#### To do
Find the lines that contain the word "workflow" and copy each one.

#### Data excerpts
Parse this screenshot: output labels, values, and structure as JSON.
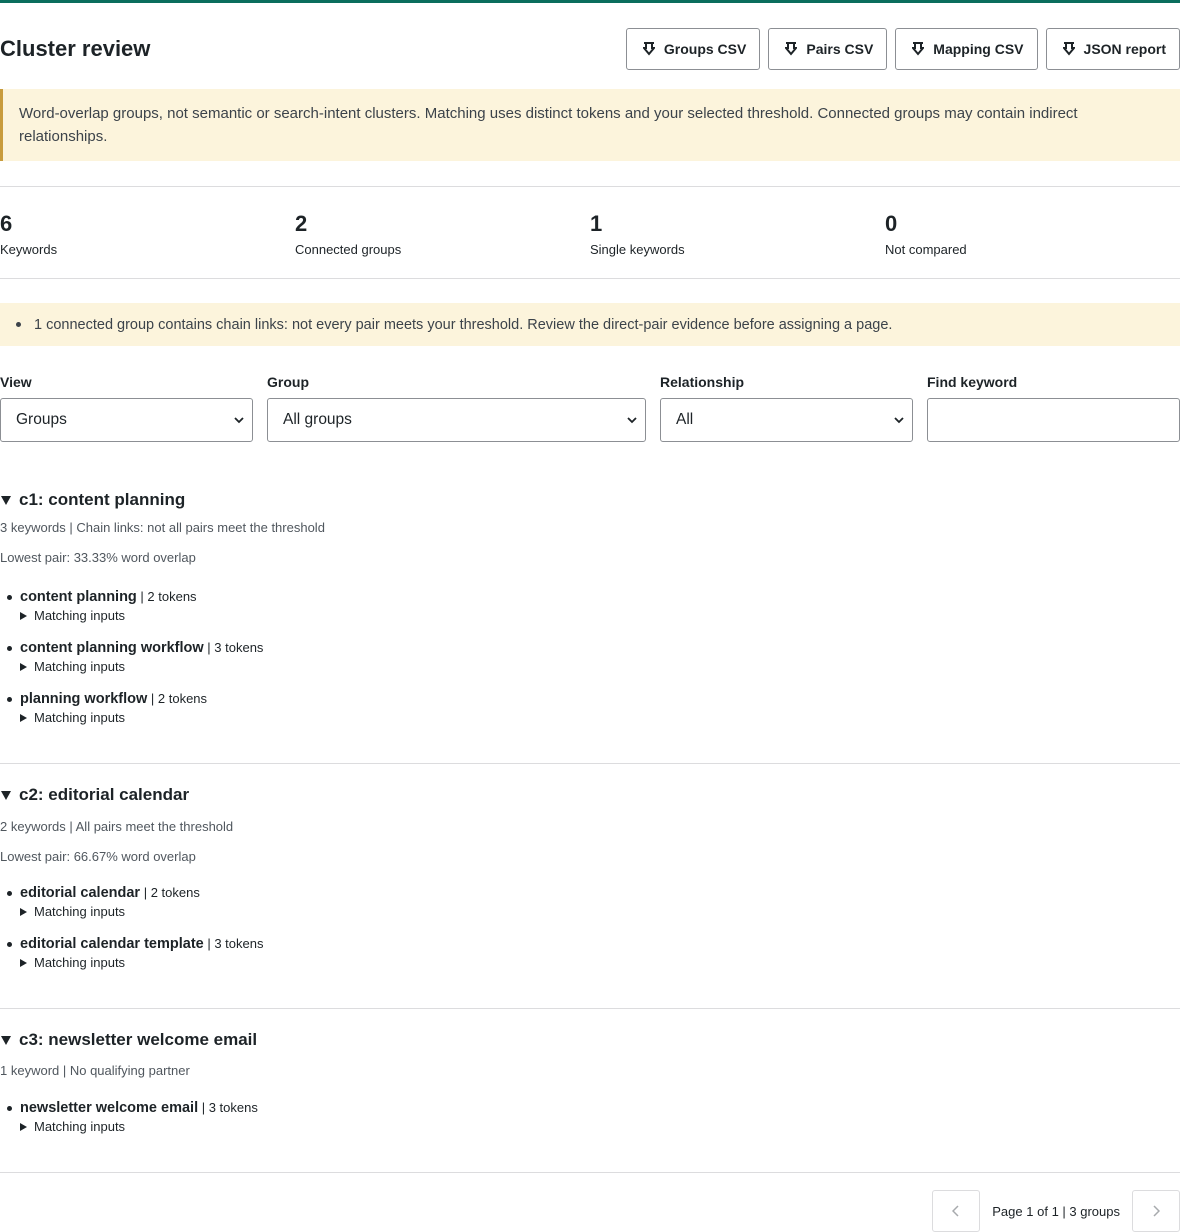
{
  "page": {
    "title": "Cluster review"
  },
  "exports": [
    {
      "label": "Groups CSV",
      "icon": "download-icon"
    },
    {
      "label": "Pairs CSV",
      "icon": "download-icon"
    },
    {
      "label": "Mapping CSV",
      "icon": "download-icon"
    },
    {
      "label": "JSON report",
      "icon": "download-icon"
    }
  ],
  "notice": "Word-overlap groups, not semantic or search-intent clusters. Matching uses distinct tokens and your selected threshold. Connected groups may contain indirect relationships.",
  "stats": [
    {
      "value": "6",
      "label": "Keywords"
    },
    {
      "value": "2",
      "label": "Connected groups"
    },
    {
      "value": "1",
      "label": "Single keywords"
    },
    {
      "value": "0",
      "label": "Not compared"
    }
  ],
  "warning": "1 connected group contains chain links: not every pair meets your threshold. Review the direct-pair evidence before assigning a page.",
  "filters": {
    "view": {
      "label": "View",
      "value": "Groups"
    },
    "group": {
      "label": "Group",
      "value": "All groups"
    },
    "relationship": {
      "label": "Relationship",
      "value": "All"
    },
    "find": {
      "label": "Find keyword",
      "value": ""
    }
  },
  "groups": [
    {
      "title": "c1: content planning",
      "meta": "3 keywords | Chain links: not all pairs meet the threshold",
      "lowest": "Lowest pair: 33.33% word overlap",
      "keywords": [
        {
          "name": "content planning",
          "tokens": "2 tokens",
          "toggle": "Matching inputs"
        },
        {
          "name": "content planning workflow",
          "tokens": "3 tokens",
          "toggle": "Matching inputs"
        },
        {
          "name": "planning workflow",
          "tokens": "2 tokens",
          "toggle": "Matching inputs"
        }
      ]
    },
    {
      "title": "c2: editorial calendar",
      "meta": "2 keywords | All pairs meet the threshold",
      "lowest": "Lowest pair: 66.67% word overlap",
      "keywords": [
        {
          "name": "editorial calendar",
          "tokens": "2 tokens",
          "toggle": "Matching inputs"
        },
        {
          "name": "editorial calendar template",
          "tokens": "3 tokens",
          "toggle": "Matching inputs"
        }
      ]
    },
    {
      "title": "c3: newsletter welcome email",
      "meta": "1 keyword | No qualifying partner",
      "lowest": "",
      "keywords": [
        {
          "name": "newsletter welcome email",
          "tokens": "3 tokens",
          "toggle": "Matching inputs"
        }
      ]
    }
  ],
  "pager": {
    "prefix": "Page ",
    "current": "1",
    "of": " of ",
    "total": "1",
    "suffix": " | 3 groups"
  }
}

#### Answer for the task
          "name": "content planning workflow",
          "name": "planning workflow",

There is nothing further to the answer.